— begin Records shown —

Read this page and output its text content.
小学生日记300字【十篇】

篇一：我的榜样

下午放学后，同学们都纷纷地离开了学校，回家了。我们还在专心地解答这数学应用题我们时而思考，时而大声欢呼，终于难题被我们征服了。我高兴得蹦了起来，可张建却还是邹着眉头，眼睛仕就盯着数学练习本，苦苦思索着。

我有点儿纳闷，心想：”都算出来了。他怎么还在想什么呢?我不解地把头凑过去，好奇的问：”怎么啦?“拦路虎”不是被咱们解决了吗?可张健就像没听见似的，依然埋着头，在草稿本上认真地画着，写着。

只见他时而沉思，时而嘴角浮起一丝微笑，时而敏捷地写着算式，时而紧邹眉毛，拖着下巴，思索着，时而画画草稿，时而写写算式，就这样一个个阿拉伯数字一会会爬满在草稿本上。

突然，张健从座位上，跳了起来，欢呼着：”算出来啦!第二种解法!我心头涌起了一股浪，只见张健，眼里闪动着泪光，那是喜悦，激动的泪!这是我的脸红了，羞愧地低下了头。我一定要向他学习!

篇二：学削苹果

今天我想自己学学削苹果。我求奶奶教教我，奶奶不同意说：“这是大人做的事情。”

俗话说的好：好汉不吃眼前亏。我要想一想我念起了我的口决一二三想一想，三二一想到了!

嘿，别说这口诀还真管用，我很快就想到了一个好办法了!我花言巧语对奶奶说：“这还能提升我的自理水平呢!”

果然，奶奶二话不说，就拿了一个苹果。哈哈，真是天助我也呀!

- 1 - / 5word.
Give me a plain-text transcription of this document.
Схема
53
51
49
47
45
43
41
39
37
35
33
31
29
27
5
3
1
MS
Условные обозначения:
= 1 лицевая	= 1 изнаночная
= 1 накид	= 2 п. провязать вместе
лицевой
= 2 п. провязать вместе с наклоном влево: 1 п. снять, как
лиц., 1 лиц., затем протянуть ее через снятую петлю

— end Records shown —

Go through the listing above and pull out each line containing the word "провязать".

= 1 накид	= 2 п. провязать вместе
= 2 п. провязать вместе с наклоном влево: 1 п. снять, как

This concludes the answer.